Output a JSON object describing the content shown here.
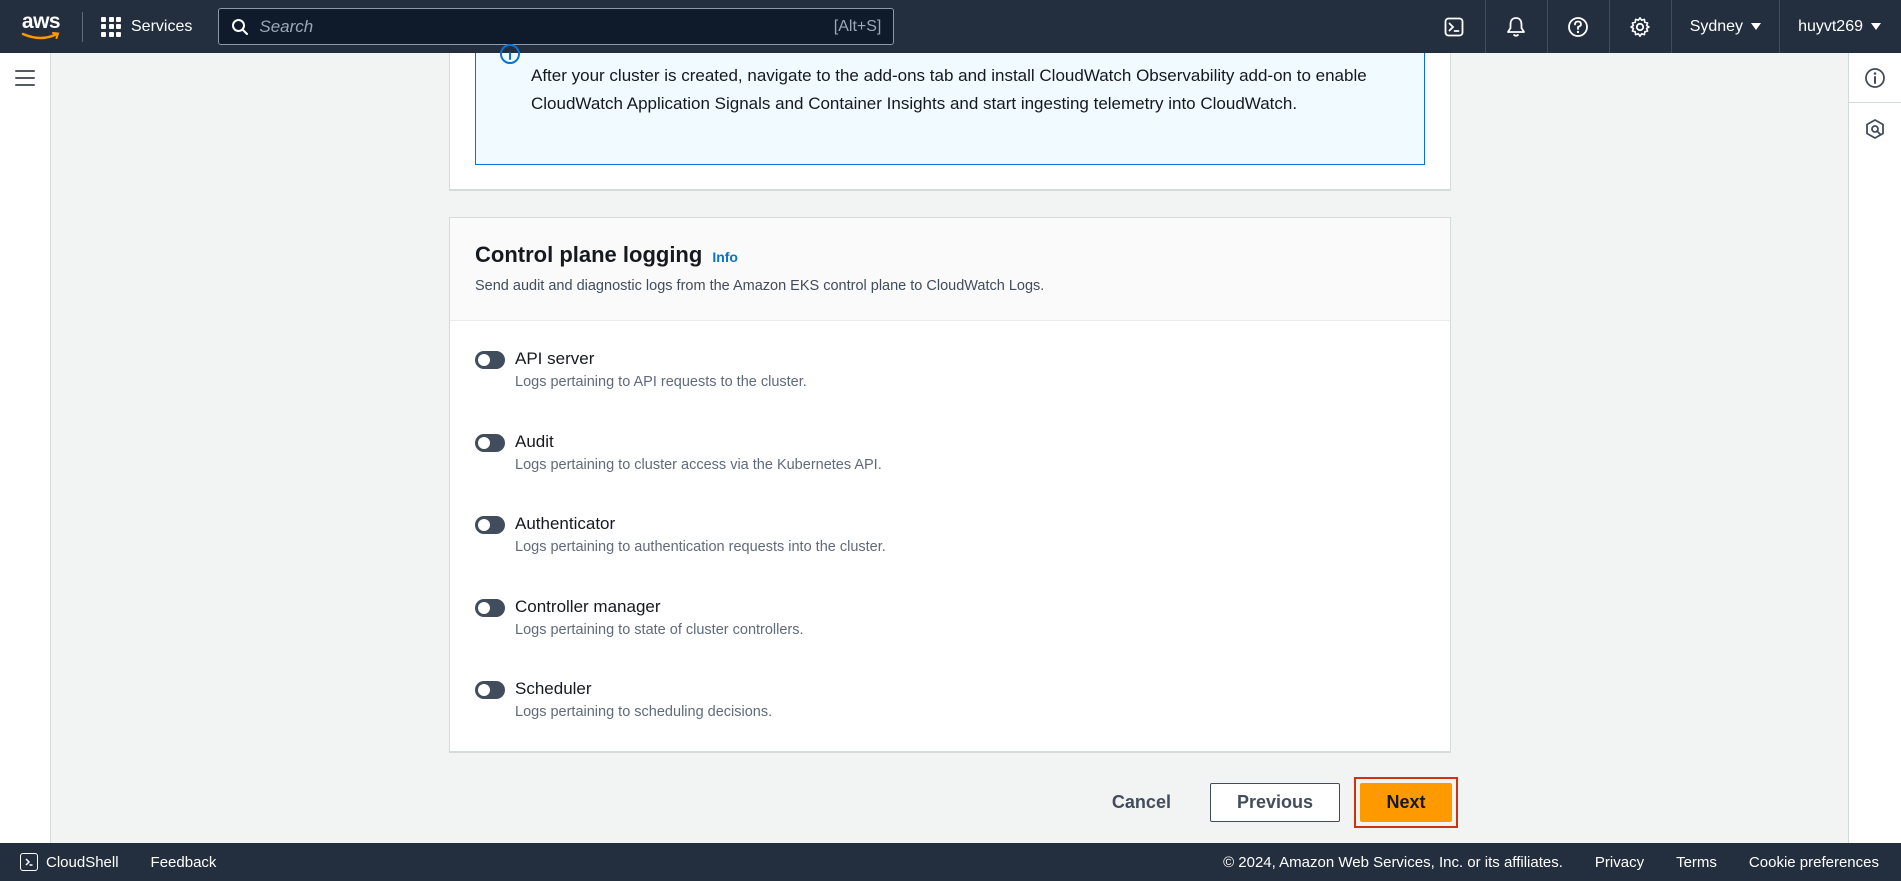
{
  "nav": {
    "logo_text": "aws",
    "services_label": "Services",
    "search_placeholder": "Search",
    "search_shortcut": "[Alt+S]",
    "region": "Sydney",
    "account": "huyvt269"
  },
  "alert": {
    "text": "After your cluster is created, navigate to the add-ons tab and install CloudWatch Observability add-on to enable CloudWatch Application Signals and Container Insights and start ingesting telemetry into CloudWatch."
  },
  "logging": {
    "title": "Control plane logging",
    "info_link": "Info",
    "description": "Send audit and diagnostic logs from the Amazon EKS control plane to CloudWatch Logs.",
    "toggles": [
      {
        "label": "API server",
        "description": "Logs pertaining to API requests to the cluster.",
        "enabled": false
      },
      {
        "label": "Audit",
        "description": "Logs pertaining to cluster access via the Kubernetes API.",
        "enabled": false
      },
      {
        "label": "Authenticator",
        "description": "Logs pertaining to authentication requests into the cluster.",
        "enabled": false
      },
      {
        "label": "Controller manager",
        "description": "Logs pertaining to state of cluster controllers.",
        "enabled": false
      },
      {
        "label": "Scheduler",
        "description": "Logs pertaining to scheduling decisions.",
        "enabled": false
      }
    ]
  },
  "actions": {
    "cancel": "Cancel",
    "previous": "Previous",
    "next": "Next"
  },
  "footer": {
    "cloudshell": "CloudShell",
    "feedback": "Feedback",
    "copyright": "© 2024, Amazon Web Services, Inc. or its affiliates.",
    "privacy": "Privacy",
    "terms": "Terms",
    "cookies": "Cookie preferences"
  },
  "colors": {
    "nav_bg": "#232f3e",
    "primary_button": "#ff9900",
    "link": "#0972d3",
    "highlight": "#d13212"
  }
}
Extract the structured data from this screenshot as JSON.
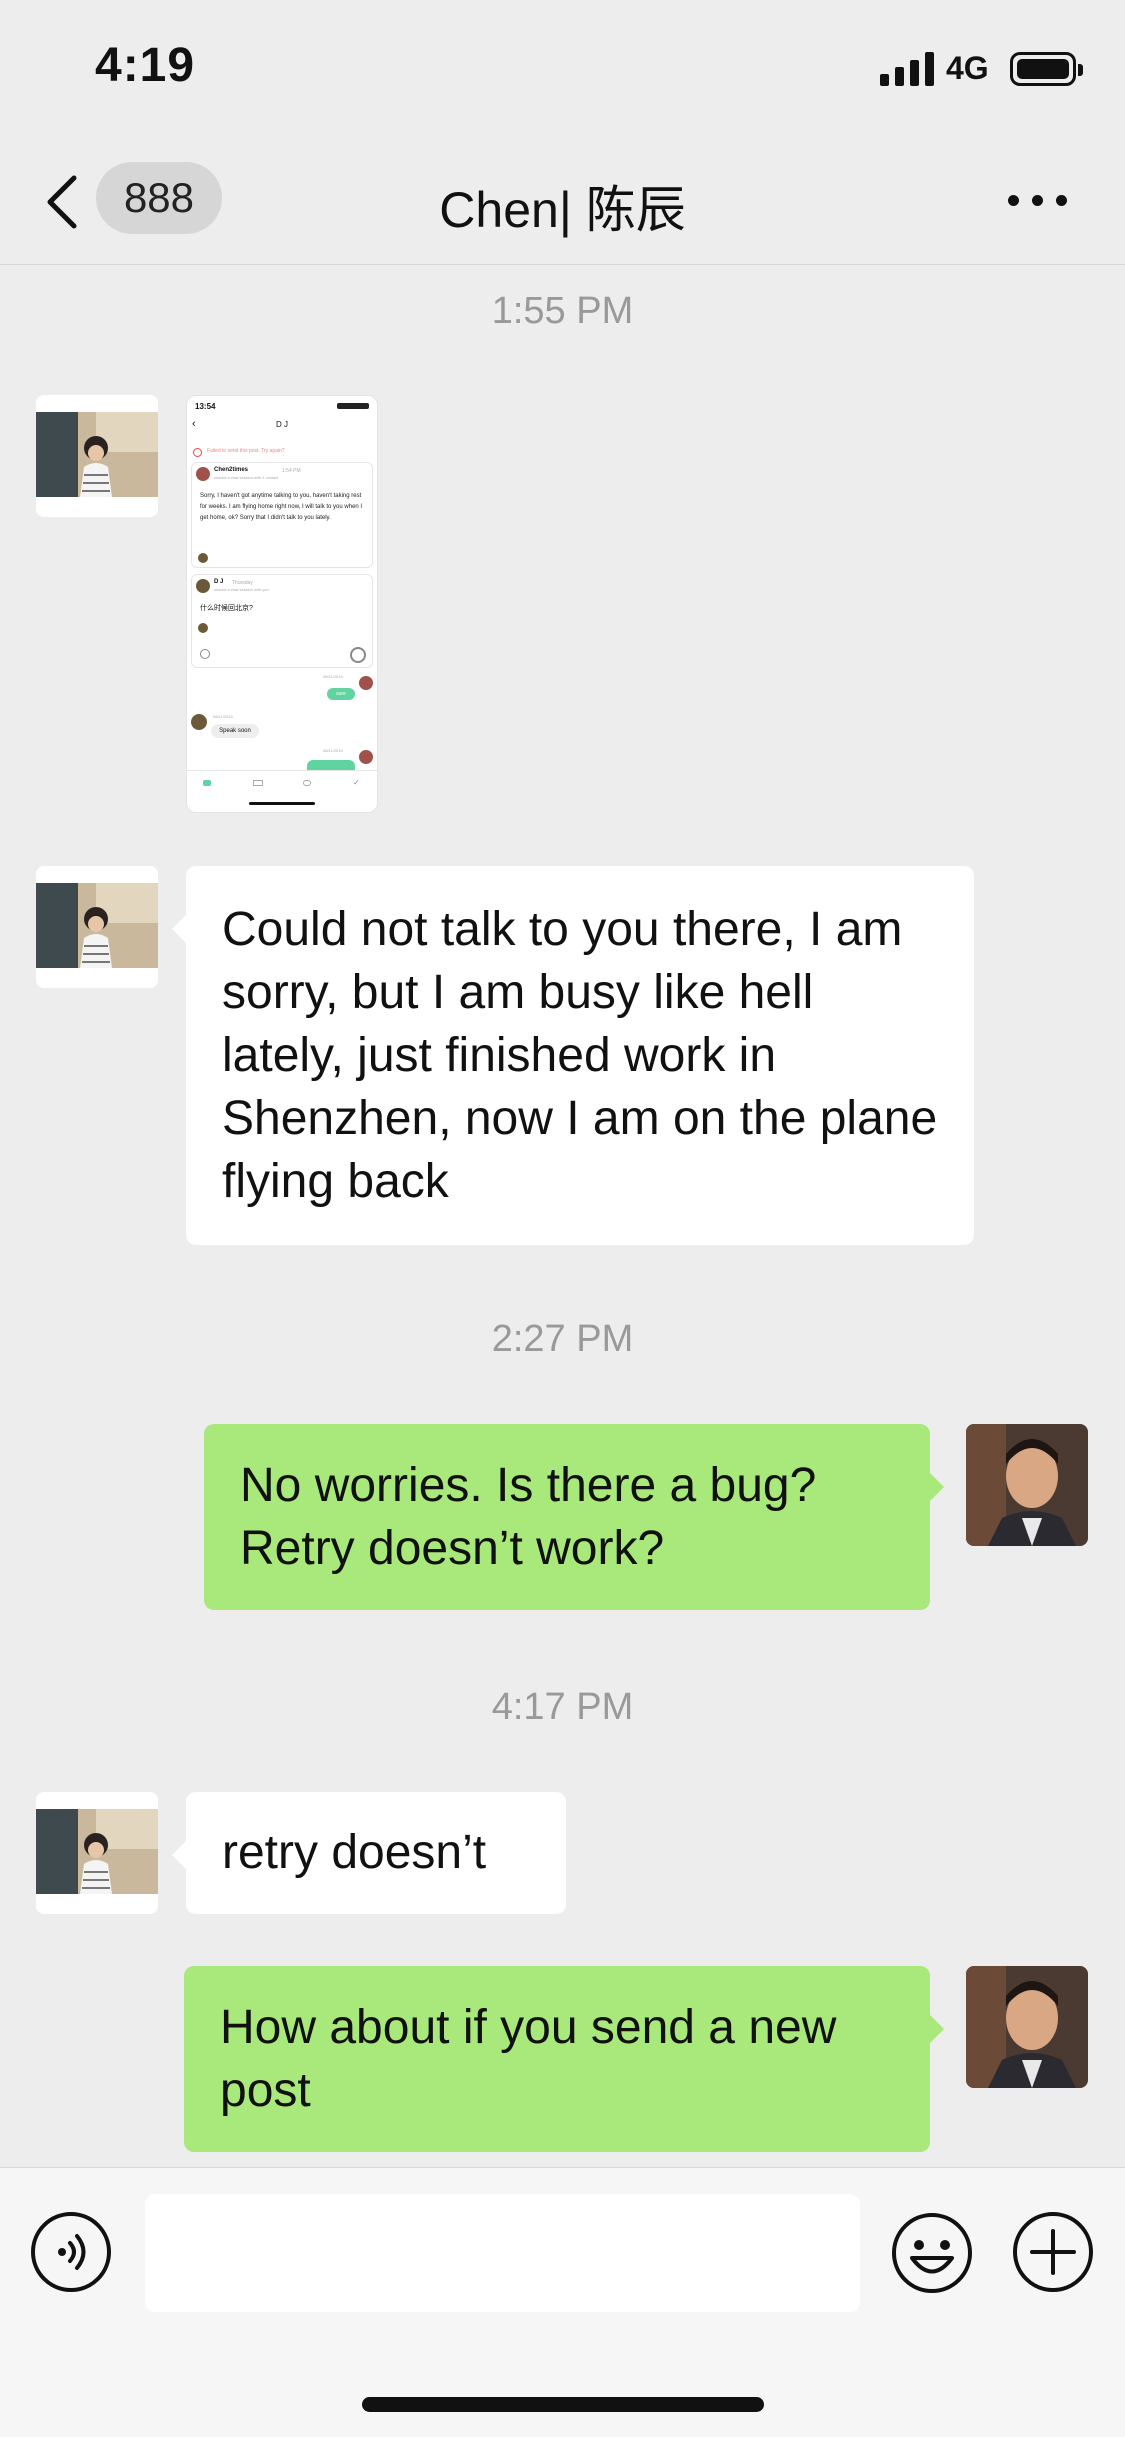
{
  "status_bar": {
    "time": "4:19",
    "network": "4G"
  },
  "nav": {
    "badge_count": "888",
    "title": "Chen| 陈辰"
  },
  "messages": [
    {
      "type": "timestamp",
      "text": "1:55 PM"
    },
    {
      "type": "image",
      "from": "Chen",
      "screenshot": {
        "time": "13:54",
        "header_title": "D J",
        "error": "Failed to send this post. Try again?",
        "post1_author": "Chen2times",
        "post1_time": "1:54 PM",
        "post1_sub": "shared a chat session with 1 contact",
        "post1_text": "Sorry, I haven't got anytime talking to you, haven't taking rest for weeks. I am flying home right now, I will talk to you when I get home, ok? Sorry that I didn't talk to you lately.",
        "post2_author": "D J",
        "post2_time": "Thursday",
        "post2_sub": "shared a chat session with you",
        "post2_text": "什么时候回北京?",
        "date1": "08/11/2019",
        "sent_bubble": "sure",
        "date2": "08/11/2019",
        "recv_bubble": "Speak soon",
        "date3": "08/11/2019"
      }
    },
    {
      "type": "text",
      "from": "Chen",
      "text": "Could not talk to you there, I am sorry, but I am busy like hell lately, just finished work in Shenzhen, now I am on the plane flying back"
    },
    {
      "type": "timestamp",
      "text": "2:27 PM"
    },
    {
      "type": "text",
      "from": "me",
      "text": "No worries.  Is there a bug? Retry doesn’t work?"
    },
    {
      "type": "timestamp",
      "text": "4:17 PM"
    },
    {
      "type": "text",
      "from": "Chen",
      "text": "retry doesn’t"
    },
    {
      "type": "text",
      "from": "me",
      "text": "How about if you send a new post"
    }
  ],
  "input_bar": {
    "placeholder": ""
  },
  "colors": {
    "background": "#ededed",
    "sent_bubble": "#a9e87a",
    "received_bubble": "#ffffff",
    "accent_green": "#5fd3a0"
  },
  "icons": [
    "back-chevron-icon",
    "more-icon",
    "voice-icon",
    "emoji-icon",
    "plus-icon"
  ]
}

★ ★ ★ ★ ★ ★ ★

▶ **What to produce**: Reproduce the listing above exactly, excluding all pictures.

▶ **Written answer**:
Output a JSON object describing the content shown here.
{
  "nav": {
    "logo_text": "aws",
    "services_label": "Services",
    "search_placeholder": "Search",
    "search_shortcut": "[Alt+S]",
    "region": "Sydney",
    "account": "huyvt269"
  },
  "alert": {
    "text": "After your cluster is created, navigate to the add-ons tab and install CloudWatch Observability add-on to enable CloudWatch Application Signals and Container Insights and start ingesting telemetry into CloudWatch."
  },
  "logging": {
    "title": "Control plane logging",
    "info_link": "Info",
    "description": "Send audit and diagnostic logs from the Amazon EKS control plane to CloudWatch Logs.",
    "toggles": [
      {
        "label": "API server",
        "description": "Logs pertaining to API requests to the cluster.",
        "enabled": false
      },
      {
        "label": "Audit",
        "description": "Logs pertaining to cluster access via the Kubernetes API.",
        "enabled": false
      },
      {
        "label": "Authenticator",
        "description": "Logs pertaining to authentication requests into the cluster.",
        "enabled": false
      },
      {
        "label": "Controller manager",
        "description": "Logs pertaining to state of cluster controllers.",
        "enabled": false
      },
      {
        "label": "Scheduler",
        "description": "Logs pertaining to scheduling decisions.",
        "enabled": false
      }
    ]
  },
  "actions": {
    "cancel": "Cancel",
    "previous": "Previous",
    "next": "Next"
  },
  "footer": {
    "cloudshell": "CloudShell",
    "feedback": "Feedback",
    "copyright": "© 2024, Amazon Web Services, Inc. or its affiliates.",
    "privacy": "Privacy",
    "terms": "Terms",
    "cookies": "Cookie preferences"
  },
  "colors": {
    "nav_bg": "#232f3e",
    "primary_button": "#ff9900",
    "link": "#0972d3",
    "highlight": "#d13212"
  }
}
Extract the structured data from this screenshot as JSON.
{
  "status_bar": {
    "time": "4:19",
    "network": "4G"
  },
  "nav": {
    "badge_count": "888",
    "title": "Chen| 陈辰"
  },
  "messages": [
    {
      "type": "timestamp",
      "text": "1:55 PM"
    },
    {
      "type": "image",
      "from": "Chen",
      "screenshot": {
        "time": "13:54",
        "header_title": "D J",
        "error": "Failed to send this post. Try again?",
        "post1_author": "Chen2times",
        "post1_time": "1:54 PM",
        "post1_sub": "shared a chat session with 1 contact",
        "post1_text": "Sorry, I haven't got anytime talking to you, haven't taking rest for weeks. I am flying home right now, I will talk to you when I get home, ok? Sorry that I didn't talk to you lately.",
        "post2_author": "D J",
        "post2_time": "Thursday",
        "post2_sub": "shared a chat session with you",
        "post2_text": "什么时候回北京?",
        "date1": "08/11/2019",
        "sent_bubble": "sure",
        "date2": "08/11/2019",
        "recv_bubble": "Speak soon",
        "date3": "08/11/2019"
      }
    },
    {
      "type": "text",
      "from": "Chen",
      "text": "Could not talk to you there, I am sorry, but I am busy like hell lately, just finished work in Shenzhen, now I am on the plane flying back"
    },
    {
      "type": "timestamp",
      "text": "2:27 PM"
    },
    {
      "type": "text",
      "from": "me",
      "text": "No worries.  Is there a bug? Retry doesn’t work?"
    },
    {
      "type": "timestamp",
      "text": "4:17 PM"
    },
    {
      "type": "text",
      "from": "Chen",
      "text": "retry doesn’t"
    },
    {
      "type": "text",
      "from": "me",
      "text": "How about if you send a new post"
    }
  ],
  "input_bar": {
    "placeholder": ""
  },
  "colors": {
    "background": "#ededed",
    "sent_bubble": "#a9e87a",
    "received_bubble": "#ffffff",
    "accent_green": "#5fd3a0"
  },
  "icons": [
    "back-chevron-icon",
    "more-icon",
    "voice-icon",
    "emoji-icon",
    "plus-icon"
  ]
}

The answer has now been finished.